▸ **WRITTEN REQUEST**:
Produce a verbatim copy of the entries listed below.

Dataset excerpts
- - -

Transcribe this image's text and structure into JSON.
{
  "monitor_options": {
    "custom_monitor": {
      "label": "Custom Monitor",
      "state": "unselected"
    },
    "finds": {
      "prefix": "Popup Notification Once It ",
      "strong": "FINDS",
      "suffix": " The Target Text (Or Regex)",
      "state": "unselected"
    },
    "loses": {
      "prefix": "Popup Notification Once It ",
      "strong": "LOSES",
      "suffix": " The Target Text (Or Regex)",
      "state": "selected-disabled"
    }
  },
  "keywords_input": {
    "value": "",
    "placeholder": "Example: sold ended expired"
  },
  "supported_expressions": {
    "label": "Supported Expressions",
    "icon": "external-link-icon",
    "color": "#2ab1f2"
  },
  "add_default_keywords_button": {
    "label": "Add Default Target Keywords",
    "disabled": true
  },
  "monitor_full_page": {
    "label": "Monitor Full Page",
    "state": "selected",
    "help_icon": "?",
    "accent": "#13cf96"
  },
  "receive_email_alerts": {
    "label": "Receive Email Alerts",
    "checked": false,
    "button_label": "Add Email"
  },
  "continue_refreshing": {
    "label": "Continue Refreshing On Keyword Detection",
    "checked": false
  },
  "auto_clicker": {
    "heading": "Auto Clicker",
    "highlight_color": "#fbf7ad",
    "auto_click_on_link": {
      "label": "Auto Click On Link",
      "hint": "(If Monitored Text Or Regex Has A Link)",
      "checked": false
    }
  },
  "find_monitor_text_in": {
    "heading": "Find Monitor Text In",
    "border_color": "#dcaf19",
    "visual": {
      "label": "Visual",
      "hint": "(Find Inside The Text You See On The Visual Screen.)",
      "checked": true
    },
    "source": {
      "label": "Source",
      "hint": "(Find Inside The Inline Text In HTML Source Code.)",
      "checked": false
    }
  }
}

- - -

▸ **FINAL RESULT**:
Transcribe this image's text and structure into JSON.
{
  "monitor_options": {
    "custom_monitor": {
      "label": "Custom Monitor",
      "state": "unselected"
    },
    "finds": {
      "prefix": "Popup Notification Once It ",
      "strong": "FINDS",
      "suffix": " The Target Text (Or Regex)",
      "state": "unselected"
    },
    "loses": {
      "prefix": "Popup Notification Once It ",
      "strong": "LOSES",
      "suffix": " The Target Text (Or Regex)",
      "state": "selected-disabled"
    }
  },
  "keywords_input": {
    "value": "",
    "placeholder": "Example: sold ended expired"
  },
  "supported_expressions": {
    "label": "Supported Expressions",
    "icon": "external-link-icon",
    "color": "#2ab1f2"
  },
  "add_default_keywords_button": {
    "label": "Add Default Target Keywords",
    "disabled": true
  },
  "monitor_full_page": {
    "label": "Monitor Full Page",
    "state": "selected",
    "help_icon": "?",
    "accent": "#13cf96"
  },
  "receive_email_alerts": {
    "label": "Receive Email Alerts",
    "checked": false,
    "button_label": "Add Email"
  },
  "continue_refreshing": {
    "label": "Continue Refreshing On Keyword Detection",
    "checked": false
  },
  "auto_clicker": {
    "heading": "Auto Clicker",
    "highlight_color": "#fbf7ad",
    "auto_click_on_link": {
      "label": "Auto Click On Link",
      "hint": "(If Monitored Text Or Regex Has A Link)",
      "checked": false
    }
  },
  "find_monitor_text_in": {
    "heading": "Find Monitor Text In",
    "border_color": "#dcaf19",
    "visual": {
      "label": "Visual",
      "hint": "(Find Inside The Text You See On The Visual Screen.)",
      "checked": true
    },
    "source": {
      "label": "Source",
      "hint": "(Find Inside The Inline Text In HTML Source Code.)",
      "checked": false
    }
  }
}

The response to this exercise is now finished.